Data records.
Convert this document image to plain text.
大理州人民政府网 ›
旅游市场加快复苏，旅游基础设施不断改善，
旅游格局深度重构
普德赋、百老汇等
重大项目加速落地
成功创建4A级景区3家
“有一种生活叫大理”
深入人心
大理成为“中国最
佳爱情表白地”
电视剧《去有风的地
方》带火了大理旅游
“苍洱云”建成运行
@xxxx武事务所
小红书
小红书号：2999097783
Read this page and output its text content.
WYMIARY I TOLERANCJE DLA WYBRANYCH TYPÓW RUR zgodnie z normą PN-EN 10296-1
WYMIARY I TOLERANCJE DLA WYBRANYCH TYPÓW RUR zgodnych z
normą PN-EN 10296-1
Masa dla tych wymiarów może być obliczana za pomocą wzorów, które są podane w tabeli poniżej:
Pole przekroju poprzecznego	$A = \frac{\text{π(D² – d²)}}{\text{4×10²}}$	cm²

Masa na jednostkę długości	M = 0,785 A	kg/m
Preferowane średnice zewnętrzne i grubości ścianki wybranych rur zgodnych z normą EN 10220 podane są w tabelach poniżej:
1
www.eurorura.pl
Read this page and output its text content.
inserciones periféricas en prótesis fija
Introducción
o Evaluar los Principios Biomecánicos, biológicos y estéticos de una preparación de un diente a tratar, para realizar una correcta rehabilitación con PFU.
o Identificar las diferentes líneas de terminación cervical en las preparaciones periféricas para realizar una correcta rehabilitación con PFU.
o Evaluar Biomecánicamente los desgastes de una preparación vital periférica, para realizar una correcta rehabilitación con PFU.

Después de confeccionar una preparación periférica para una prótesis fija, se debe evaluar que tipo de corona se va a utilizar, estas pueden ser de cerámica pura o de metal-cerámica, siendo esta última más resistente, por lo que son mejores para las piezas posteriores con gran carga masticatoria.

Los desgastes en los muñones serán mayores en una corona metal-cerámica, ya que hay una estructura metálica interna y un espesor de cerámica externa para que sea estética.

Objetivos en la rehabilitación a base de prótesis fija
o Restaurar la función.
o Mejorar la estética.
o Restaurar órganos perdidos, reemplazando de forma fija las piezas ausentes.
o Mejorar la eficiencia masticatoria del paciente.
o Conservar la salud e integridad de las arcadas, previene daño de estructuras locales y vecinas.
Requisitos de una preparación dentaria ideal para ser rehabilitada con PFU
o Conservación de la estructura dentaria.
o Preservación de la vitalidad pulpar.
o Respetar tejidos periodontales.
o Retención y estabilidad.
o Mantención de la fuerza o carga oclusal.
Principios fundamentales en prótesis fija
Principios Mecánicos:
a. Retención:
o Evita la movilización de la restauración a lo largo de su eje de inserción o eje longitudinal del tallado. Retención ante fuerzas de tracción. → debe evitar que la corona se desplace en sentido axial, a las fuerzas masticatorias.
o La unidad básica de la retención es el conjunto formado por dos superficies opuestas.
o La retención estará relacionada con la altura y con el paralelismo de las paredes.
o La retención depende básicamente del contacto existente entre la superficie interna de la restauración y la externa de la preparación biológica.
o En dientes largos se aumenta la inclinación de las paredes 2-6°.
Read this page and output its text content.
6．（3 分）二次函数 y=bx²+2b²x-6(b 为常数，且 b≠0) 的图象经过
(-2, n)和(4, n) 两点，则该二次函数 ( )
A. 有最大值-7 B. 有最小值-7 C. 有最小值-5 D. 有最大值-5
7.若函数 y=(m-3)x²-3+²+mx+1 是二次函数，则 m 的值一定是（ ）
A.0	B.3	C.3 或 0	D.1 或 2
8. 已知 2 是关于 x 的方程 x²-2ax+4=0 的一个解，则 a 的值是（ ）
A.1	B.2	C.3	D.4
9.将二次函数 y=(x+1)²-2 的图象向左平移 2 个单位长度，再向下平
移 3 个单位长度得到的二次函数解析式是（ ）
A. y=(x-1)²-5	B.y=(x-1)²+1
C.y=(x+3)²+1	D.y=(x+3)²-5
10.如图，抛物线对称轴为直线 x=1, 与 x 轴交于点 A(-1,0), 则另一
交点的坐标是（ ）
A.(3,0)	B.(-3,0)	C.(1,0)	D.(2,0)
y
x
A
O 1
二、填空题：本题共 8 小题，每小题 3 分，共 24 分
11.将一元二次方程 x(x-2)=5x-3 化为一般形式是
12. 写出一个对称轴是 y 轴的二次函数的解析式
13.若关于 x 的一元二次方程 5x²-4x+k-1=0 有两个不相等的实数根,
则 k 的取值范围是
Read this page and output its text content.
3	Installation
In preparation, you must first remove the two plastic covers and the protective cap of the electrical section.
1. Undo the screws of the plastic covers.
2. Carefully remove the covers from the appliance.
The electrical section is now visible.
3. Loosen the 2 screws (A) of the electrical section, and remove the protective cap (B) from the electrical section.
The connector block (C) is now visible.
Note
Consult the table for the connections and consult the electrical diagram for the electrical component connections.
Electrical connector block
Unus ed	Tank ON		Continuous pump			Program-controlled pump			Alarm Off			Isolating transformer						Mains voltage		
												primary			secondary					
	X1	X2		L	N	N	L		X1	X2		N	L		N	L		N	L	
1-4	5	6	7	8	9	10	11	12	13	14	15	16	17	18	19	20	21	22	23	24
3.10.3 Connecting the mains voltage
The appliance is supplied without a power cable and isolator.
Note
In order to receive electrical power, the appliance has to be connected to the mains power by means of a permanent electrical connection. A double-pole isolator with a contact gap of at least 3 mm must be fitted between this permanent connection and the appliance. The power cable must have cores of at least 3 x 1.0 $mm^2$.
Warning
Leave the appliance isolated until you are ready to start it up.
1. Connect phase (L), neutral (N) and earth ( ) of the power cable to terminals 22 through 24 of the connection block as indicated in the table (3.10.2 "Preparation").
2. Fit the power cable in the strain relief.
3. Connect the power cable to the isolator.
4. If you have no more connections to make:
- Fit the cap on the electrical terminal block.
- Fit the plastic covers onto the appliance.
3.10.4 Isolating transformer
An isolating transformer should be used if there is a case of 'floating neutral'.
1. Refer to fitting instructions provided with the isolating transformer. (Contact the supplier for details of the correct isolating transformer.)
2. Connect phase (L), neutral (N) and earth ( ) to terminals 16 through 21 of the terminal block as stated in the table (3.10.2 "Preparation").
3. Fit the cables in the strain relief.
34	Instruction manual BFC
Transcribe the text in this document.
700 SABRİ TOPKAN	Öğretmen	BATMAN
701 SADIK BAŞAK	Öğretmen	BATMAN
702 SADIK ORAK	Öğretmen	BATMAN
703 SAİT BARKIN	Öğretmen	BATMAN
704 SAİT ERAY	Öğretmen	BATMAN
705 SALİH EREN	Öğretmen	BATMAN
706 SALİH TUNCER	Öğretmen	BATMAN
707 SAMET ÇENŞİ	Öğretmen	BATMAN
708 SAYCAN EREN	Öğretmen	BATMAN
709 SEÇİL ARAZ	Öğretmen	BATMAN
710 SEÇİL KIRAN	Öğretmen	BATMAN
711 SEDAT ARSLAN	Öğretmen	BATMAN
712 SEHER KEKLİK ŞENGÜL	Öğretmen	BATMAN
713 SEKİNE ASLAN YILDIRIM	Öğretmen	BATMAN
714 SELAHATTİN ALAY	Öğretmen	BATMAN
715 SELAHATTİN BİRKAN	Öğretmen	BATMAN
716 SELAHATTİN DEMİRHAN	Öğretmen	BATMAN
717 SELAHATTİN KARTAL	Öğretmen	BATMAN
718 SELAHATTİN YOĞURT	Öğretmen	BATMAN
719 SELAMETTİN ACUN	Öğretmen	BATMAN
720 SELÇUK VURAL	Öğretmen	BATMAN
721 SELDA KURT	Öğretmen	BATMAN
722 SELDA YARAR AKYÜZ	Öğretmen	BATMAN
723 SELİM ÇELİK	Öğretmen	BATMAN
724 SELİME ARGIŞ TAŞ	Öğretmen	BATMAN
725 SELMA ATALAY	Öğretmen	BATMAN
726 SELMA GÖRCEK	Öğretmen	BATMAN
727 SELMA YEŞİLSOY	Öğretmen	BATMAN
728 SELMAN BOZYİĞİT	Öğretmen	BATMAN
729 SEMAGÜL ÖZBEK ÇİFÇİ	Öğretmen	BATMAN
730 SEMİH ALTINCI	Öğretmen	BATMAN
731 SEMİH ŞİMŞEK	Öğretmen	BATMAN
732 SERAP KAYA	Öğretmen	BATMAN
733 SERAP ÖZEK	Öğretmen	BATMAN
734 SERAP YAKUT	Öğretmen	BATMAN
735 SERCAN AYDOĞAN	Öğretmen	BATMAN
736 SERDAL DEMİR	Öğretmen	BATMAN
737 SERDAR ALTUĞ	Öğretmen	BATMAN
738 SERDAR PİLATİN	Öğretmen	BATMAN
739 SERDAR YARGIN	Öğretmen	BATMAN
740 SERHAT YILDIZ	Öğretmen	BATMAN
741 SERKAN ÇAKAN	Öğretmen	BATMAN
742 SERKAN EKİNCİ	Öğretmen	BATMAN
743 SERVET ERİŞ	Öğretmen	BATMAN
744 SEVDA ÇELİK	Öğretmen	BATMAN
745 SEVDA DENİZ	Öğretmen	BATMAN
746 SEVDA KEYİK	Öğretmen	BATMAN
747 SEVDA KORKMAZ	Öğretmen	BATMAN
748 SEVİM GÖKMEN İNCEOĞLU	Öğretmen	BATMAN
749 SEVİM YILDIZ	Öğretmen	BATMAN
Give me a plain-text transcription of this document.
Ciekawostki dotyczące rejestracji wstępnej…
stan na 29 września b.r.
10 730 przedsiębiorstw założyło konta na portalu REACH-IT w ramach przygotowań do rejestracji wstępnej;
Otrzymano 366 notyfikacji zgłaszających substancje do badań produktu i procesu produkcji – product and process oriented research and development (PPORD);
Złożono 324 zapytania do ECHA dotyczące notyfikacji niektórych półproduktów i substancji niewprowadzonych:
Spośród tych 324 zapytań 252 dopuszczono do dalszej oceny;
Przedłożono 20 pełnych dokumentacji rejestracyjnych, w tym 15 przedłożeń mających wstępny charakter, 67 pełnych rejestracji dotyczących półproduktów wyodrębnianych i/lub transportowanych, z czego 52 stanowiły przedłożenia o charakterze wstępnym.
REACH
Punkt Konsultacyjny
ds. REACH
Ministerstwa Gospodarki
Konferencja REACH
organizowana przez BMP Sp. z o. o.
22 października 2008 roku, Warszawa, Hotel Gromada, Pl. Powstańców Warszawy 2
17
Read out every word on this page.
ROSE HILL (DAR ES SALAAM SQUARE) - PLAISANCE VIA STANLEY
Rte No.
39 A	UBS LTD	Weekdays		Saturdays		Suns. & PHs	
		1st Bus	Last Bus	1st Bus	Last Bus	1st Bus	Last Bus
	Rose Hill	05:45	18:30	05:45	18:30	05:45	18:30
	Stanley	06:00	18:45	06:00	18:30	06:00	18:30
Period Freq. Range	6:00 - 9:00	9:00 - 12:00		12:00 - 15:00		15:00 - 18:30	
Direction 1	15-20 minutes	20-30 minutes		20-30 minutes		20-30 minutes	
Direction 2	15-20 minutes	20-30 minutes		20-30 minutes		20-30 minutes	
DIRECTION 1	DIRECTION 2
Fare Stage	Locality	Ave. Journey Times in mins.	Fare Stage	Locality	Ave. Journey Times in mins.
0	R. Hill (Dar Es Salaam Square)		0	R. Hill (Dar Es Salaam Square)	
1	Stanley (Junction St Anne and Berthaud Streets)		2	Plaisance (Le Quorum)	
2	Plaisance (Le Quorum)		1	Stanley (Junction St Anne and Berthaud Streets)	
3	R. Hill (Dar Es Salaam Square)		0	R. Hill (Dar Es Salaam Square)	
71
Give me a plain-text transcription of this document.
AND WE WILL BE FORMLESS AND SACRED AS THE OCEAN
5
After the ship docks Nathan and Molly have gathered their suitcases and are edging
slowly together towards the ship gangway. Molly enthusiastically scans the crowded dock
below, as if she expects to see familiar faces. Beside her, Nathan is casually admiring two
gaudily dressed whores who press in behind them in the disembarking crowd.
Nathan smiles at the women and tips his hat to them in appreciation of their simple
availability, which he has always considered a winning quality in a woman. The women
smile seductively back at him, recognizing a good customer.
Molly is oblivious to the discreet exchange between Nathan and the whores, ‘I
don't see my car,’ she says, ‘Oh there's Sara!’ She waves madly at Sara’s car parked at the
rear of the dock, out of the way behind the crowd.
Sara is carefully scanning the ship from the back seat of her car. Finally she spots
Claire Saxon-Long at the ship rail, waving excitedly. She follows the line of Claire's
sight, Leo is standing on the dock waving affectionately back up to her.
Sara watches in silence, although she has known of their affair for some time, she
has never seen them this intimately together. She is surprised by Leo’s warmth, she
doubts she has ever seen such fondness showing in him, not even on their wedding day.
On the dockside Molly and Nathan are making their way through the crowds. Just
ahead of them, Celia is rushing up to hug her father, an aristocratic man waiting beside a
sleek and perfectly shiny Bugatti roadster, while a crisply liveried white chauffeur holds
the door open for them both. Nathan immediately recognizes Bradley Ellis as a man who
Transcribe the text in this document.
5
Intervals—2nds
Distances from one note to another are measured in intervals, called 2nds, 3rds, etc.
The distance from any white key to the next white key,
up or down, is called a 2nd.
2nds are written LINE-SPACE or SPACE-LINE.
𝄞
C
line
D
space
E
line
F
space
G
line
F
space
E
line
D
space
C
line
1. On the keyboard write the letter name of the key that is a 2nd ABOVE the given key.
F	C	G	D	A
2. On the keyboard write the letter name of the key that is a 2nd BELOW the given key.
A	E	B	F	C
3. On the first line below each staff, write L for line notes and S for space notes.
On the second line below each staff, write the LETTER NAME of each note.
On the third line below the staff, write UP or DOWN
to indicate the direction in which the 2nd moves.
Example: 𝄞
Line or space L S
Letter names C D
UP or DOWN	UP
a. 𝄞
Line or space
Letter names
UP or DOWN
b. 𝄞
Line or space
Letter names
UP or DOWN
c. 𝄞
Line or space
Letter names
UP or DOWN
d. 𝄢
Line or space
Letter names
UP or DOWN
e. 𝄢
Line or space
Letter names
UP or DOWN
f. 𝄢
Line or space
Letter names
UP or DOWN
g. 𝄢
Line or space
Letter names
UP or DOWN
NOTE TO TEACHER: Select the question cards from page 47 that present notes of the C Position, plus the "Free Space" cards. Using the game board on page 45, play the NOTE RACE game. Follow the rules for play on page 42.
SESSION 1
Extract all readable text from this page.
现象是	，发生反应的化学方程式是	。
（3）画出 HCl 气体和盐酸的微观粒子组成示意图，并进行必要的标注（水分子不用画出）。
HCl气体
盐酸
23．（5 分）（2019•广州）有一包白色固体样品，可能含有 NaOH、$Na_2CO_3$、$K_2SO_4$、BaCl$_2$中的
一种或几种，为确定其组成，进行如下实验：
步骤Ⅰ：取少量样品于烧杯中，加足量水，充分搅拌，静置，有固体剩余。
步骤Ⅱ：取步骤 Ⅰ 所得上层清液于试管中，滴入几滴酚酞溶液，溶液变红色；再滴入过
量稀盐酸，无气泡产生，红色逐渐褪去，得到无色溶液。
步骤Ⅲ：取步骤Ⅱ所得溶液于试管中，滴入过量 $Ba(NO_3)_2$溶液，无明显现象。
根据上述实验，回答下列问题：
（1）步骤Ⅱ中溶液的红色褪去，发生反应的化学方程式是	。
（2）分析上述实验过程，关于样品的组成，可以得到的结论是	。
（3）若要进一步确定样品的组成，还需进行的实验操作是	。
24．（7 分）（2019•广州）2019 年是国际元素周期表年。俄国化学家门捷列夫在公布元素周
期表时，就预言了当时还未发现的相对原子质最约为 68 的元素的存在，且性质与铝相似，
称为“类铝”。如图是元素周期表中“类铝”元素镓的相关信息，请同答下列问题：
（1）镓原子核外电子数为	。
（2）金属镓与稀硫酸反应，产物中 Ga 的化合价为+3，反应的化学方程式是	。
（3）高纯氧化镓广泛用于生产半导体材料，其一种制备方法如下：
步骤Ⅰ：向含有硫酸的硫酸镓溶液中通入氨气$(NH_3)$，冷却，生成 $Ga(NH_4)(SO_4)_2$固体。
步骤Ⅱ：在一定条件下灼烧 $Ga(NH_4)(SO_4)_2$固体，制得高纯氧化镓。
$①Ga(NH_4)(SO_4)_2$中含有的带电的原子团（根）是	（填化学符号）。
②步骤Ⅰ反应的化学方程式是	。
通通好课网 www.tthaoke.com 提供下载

Work required. State, as a bare number, how many lines of the listing hold the word "Quorum".

Written solution. 2